◆ **Exercise description**
Separate out the lines that hold "What".

start Material provided

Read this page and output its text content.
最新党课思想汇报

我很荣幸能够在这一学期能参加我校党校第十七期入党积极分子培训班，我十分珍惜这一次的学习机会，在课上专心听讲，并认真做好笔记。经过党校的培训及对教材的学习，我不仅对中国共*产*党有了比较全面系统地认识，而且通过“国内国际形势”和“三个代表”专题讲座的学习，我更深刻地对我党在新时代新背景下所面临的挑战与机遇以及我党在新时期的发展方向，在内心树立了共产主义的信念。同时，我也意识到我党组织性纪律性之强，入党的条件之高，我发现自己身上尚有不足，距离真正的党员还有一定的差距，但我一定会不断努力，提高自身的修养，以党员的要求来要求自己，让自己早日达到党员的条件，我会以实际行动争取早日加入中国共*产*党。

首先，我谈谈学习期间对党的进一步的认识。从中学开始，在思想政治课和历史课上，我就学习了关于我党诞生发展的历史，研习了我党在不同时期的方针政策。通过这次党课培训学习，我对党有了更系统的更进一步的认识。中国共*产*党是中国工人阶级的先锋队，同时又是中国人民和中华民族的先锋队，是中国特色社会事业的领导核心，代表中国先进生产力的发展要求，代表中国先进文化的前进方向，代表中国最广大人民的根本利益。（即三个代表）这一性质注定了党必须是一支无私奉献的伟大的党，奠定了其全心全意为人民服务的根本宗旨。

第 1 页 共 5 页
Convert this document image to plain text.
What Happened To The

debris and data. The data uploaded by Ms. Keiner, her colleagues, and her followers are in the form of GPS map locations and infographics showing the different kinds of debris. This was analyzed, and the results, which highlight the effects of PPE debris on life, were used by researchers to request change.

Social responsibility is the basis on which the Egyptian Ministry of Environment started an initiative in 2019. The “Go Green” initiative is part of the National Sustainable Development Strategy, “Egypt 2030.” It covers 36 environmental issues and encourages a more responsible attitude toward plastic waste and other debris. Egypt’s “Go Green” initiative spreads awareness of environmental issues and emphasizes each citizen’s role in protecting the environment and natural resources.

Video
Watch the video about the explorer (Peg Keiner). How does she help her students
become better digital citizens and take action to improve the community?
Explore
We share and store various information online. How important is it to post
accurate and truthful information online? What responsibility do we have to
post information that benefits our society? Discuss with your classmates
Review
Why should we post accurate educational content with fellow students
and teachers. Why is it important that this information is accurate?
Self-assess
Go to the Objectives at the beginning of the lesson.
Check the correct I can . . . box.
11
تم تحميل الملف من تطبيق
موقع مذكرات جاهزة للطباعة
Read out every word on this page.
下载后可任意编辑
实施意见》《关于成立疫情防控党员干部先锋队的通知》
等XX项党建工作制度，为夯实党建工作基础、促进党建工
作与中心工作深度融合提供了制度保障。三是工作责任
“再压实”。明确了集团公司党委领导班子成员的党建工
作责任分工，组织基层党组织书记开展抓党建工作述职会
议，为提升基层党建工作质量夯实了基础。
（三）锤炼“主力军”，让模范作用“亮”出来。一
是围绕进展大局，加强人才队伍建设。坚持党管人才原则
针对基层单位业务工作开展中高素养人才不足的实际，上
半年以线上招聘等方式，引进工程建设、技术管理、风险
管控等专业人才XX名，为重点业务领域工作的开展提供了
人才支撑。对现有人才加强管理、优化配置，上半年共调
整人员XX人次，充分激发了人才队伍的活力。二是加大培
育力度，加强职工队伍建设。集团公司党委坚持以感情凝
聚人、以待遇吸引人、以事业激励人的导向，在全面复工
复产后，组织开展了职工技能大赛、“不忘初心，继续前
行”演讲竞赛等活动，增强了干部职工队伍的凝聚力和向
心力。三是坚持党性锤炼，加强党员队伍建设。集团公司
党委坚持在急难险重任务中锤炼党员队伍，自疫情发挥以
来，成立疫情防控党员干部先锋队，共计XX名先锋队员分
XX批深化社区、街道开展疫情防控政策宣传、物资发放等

end Material provided

◆ **Exercise output**
What Happened To The
accurate and truthful information online? What responsibility do we have to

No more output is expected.